Copy each line that has the string "연속이다" somewhere in it.
***** Task inputs *****
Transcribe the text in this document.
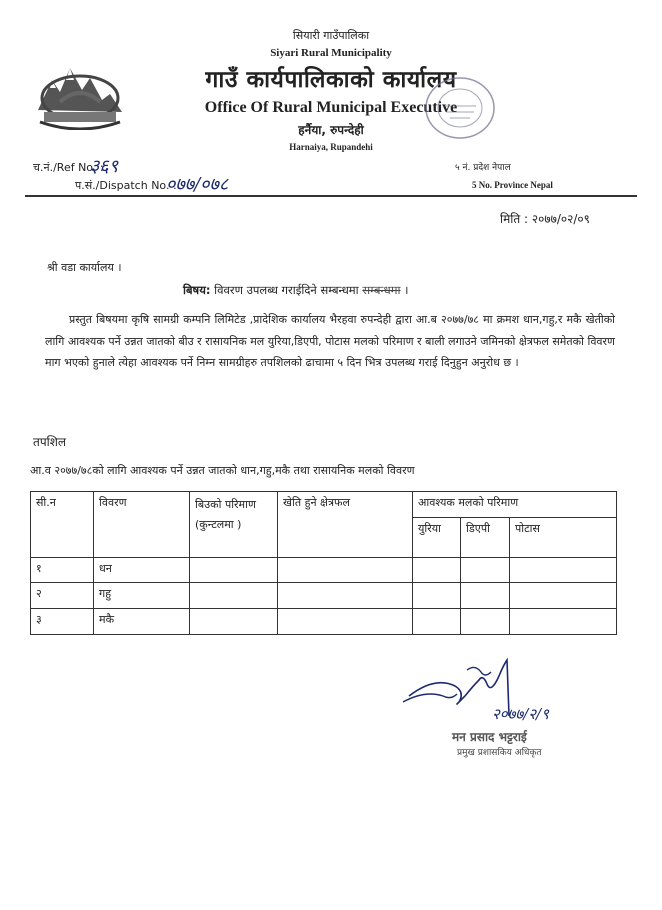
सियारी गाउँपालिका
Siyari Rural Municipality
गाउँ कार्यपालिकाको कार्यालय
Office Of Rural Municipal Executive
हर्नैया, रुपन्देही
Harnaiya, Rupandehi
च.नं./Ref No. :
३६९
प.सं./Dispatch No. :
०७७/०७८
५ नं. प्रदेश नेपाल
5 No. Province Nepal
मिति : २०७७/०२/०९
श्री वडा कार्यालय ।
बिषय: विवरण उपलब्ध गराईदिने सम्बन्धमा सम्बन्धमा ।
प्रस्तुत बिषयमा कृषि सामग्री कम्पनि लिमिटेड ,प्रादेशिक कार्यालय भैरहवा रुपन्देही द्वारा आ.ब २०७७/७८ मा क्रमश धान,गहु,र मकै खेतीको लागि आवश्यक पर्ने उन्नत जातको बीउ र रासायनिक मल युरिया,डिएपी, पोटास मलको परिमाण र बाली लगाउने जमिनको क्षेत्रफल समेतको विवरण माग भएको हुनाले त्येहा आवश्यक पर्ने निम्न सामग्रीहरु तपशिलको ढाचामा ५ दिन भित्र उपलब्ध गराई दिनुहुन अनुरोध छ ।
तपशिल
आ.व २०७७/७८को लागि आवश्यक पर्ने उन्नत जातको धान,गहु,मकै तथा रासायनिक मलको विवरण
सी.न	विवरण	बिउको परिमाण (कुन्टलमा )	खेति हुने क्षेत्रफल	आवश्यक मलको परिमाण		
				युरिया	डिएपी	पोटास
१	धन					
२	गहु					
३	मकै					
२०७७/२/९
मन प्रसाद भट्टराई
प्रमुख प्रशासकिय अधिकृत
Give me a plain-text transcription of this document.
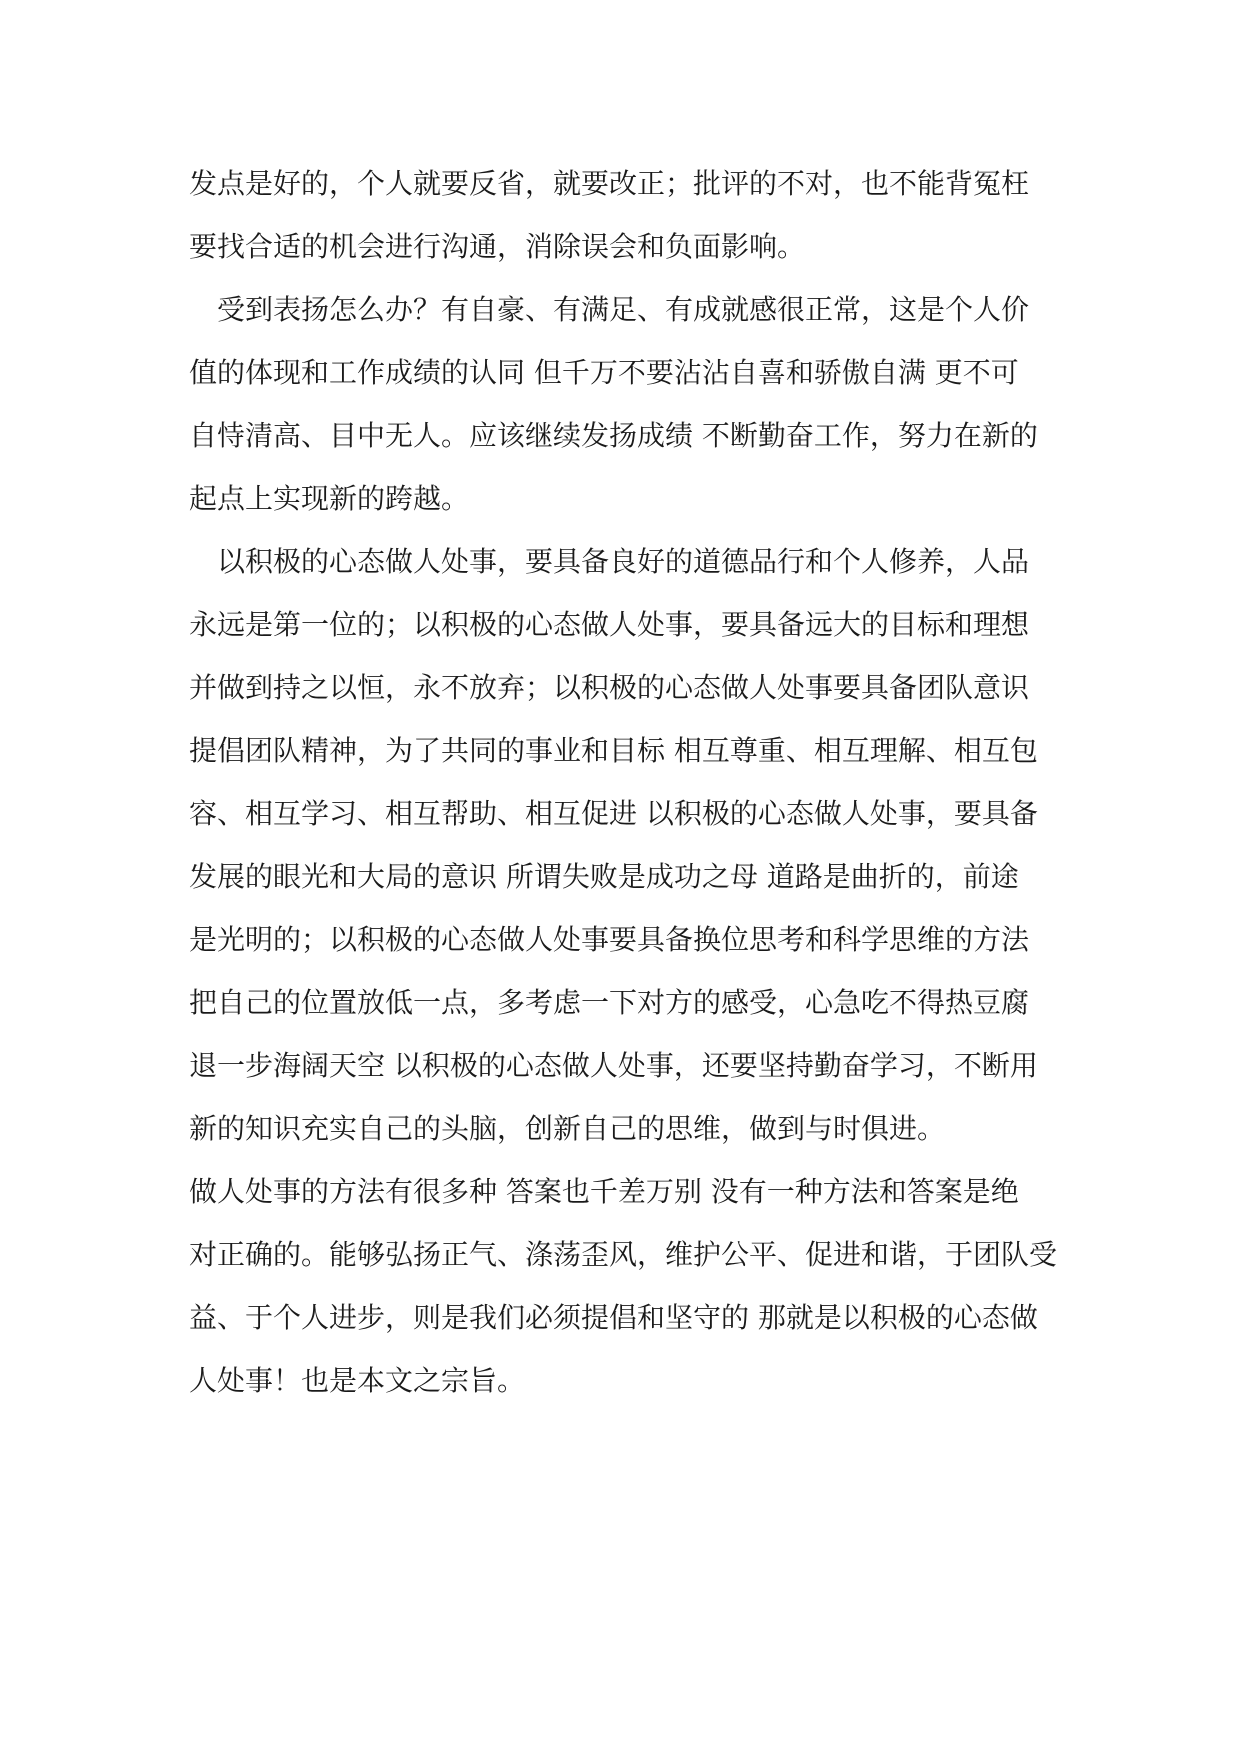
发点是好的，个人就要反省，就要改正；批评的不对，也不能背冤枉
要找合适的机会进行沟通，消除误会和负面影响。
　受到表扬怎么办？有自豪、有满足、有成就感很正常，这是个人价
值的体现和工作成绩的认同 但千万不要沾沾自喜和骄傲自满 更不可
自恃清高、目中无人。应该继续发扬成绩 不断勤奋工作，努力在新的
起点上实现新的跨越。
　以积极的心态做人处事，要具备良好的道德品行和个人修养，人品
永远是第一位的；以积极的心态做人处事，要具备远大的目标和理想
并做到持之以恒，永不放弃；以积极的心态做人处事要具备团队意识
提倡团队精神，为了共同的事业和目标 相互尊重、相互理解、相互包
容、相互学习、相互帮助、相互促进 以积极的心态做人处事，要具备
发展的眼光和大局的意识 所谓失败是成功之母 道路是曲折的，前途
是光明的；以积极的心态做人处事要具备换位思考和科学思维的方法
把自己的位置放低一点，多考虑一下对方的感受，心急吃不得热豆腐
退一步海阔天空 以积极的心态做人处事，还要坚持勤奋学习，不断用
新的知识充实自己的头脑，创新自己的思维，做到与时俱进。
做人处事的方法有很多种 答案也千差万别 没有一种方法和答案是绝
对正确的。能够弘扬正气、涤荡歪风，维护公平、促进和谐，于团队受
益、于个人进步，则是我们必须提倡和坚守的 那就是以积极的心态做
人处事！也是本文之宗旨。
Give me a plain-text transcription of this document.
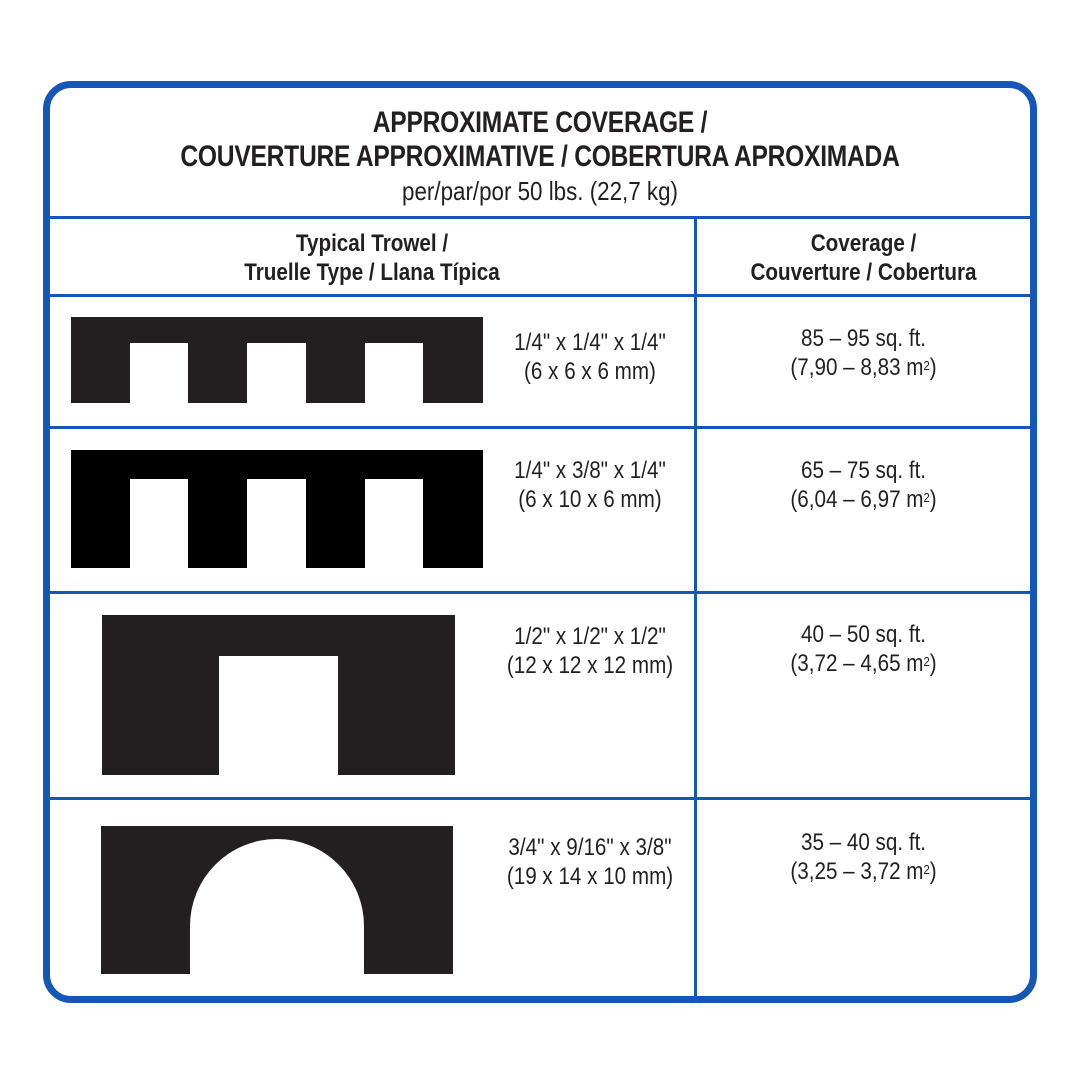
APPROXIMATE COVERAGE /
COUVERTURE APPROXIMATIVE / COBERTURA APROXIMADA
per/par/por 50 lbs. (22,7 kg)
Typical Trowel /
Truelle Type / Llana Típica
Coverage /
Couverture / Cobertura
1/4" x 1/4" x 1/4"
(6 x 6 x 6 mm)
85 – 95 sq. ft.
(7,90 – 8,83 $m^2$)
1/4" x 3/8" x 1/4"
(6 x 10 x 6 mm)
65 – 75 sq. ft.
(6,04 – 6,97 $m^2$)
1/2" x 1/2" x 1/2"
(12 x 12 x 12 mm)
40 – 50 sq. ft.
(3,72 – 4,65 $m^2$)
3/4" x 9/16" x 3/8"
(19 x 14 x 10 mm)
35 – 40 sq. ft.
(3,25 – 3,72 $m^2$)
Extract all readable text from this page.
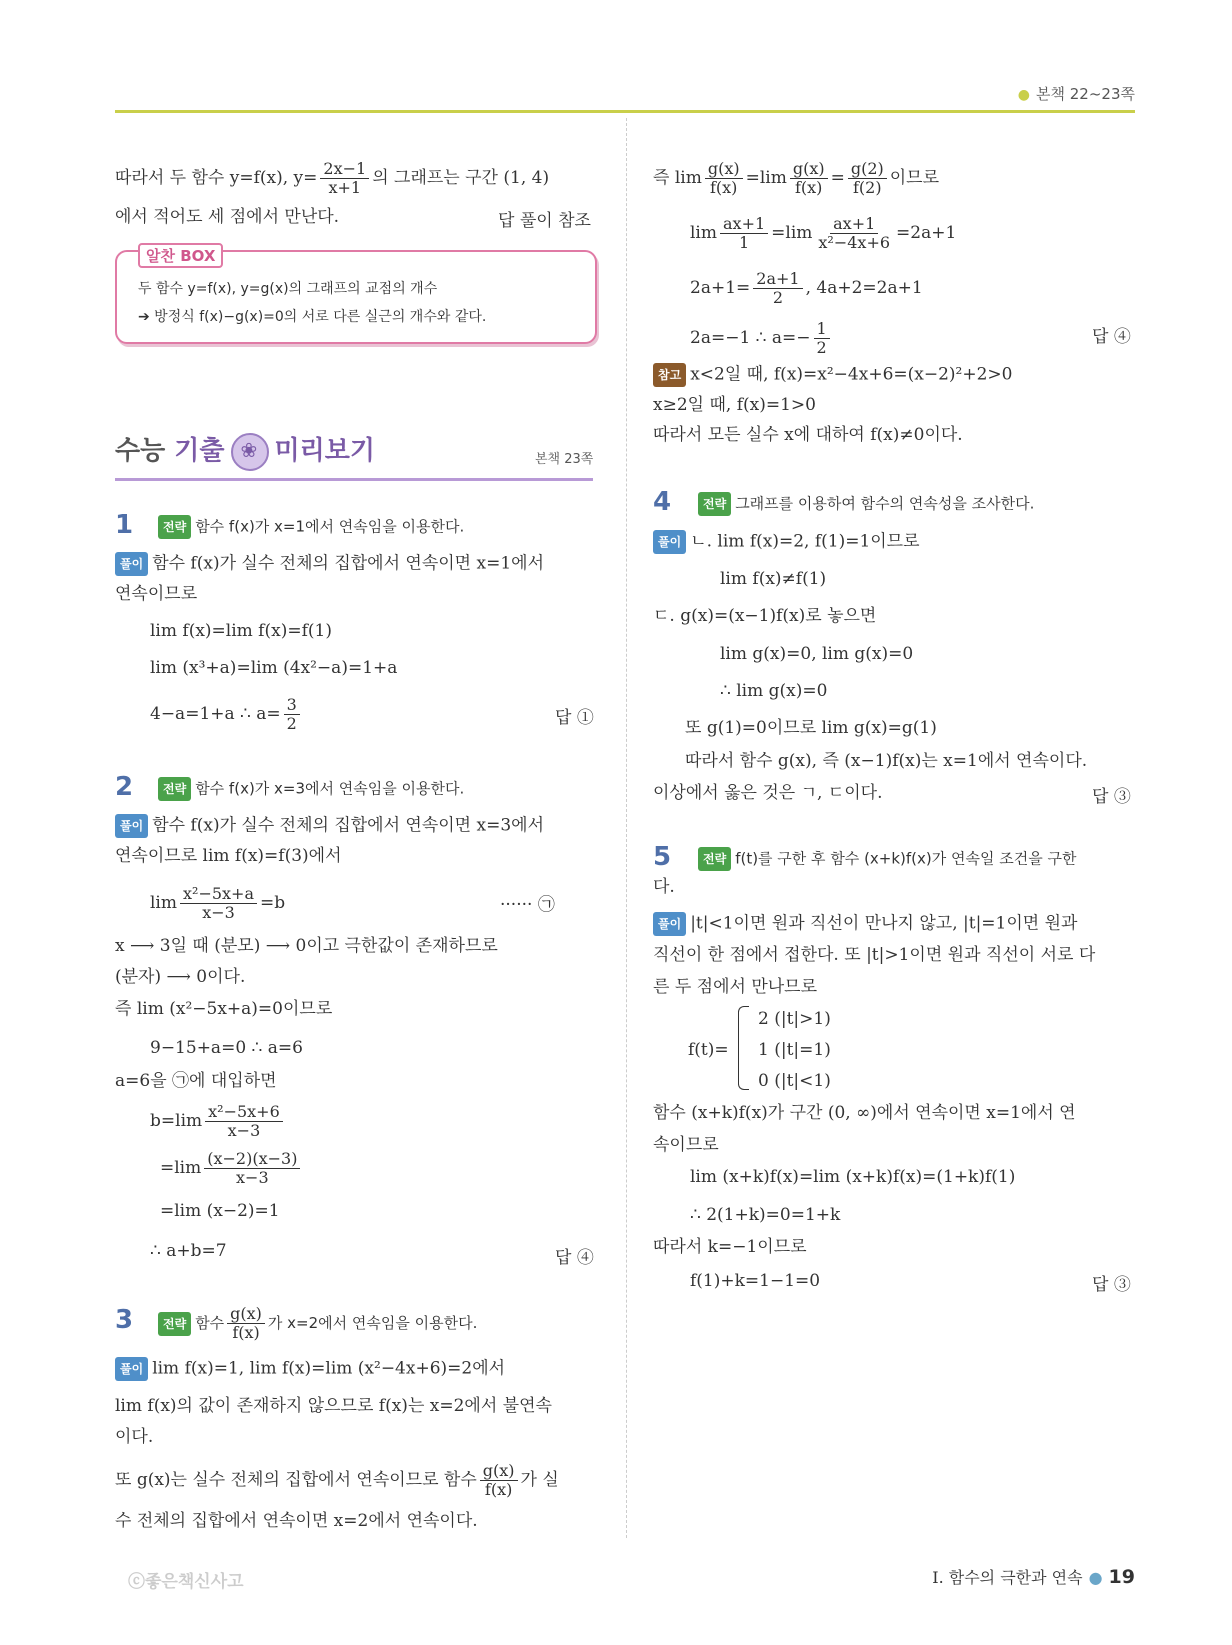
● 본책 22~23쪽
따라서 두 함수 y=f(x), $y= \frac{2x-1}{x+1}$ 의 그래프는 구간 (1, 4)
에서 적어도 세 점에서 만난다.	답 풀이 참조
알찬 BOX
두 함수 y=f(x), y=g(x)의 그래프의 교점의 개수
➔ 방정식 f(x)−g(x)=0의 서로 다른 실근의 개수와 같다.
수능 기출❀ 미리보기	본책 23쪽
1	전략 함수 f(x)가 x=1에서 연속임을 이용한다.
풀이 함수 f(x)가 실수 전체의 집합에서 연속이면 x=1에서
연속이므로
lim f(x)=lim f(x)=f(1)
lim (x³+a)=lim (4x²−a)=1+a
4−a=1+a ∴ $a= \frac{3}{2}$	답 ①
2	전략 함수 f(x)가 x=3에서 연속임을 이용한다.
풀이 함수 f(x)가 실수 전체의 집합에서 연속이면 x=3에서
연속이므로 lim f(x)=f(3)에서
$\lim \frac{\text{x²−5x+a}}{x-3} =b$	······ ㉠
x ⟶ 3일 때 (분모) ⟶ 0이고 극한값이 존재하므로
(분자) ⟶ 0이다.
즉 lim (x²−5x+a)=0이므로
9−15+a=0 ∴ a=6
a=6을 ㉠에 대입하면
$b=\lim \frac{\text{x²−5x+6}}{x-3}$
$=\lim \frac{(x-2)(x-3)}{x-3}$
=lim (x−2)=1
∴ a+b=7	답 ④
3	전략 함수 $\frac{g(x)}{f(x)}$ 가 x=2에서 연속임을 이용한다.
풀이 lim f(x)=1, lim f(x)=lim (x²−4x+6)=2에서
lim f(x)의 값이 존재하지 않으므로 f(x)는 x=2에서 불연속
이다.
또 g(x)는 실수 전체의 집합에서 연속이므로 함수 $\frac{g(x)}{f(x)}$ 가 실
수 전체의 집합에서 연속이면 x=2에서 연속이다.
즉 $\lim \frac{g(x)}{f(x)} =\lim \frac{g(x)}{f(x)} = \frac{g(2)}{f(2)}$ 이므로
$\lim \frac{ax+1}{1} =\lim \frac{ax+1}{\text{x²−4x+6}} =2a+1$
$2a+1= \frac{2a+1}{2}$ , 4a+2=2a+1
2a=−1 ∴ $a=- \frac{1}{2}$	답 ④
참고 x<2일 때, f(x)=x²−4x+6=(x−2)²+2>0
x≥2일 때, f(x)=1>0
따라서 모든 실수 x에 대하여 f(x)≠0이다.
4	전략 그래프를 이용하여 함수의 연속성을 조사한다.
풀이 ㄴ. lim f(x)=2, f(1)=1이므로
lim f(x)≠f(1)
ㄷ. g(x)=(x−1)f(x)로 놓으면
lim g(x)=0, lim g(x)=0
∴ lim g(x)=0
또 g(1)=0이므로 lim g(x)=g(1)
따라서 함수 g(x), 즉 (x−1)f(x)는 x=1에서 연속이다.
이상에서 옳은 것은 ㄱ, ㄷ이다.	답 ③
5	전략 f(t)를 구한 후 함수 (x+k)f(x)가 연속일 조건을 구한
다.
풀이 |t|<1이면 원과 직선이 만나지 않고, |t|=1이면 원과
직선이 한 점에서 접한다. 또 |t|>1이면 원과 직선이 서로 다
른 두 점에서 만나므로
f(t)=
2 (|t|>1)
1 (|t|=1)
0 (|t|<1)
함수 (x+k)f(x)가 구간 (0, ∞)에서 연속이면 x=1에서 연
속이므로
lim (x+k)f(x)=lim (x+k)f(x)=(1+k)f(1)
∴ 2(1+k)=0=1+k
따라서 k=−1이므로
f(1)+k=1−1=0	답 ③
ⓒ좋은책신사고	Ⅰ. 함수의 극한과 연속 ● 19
*****
* Expected answer *
수 전체의 집합에서 연속이면 x=2에서 연속이다.
따라서 함수 g(x), 즉 (x−1)f(x)는 x=1에서 연속이다.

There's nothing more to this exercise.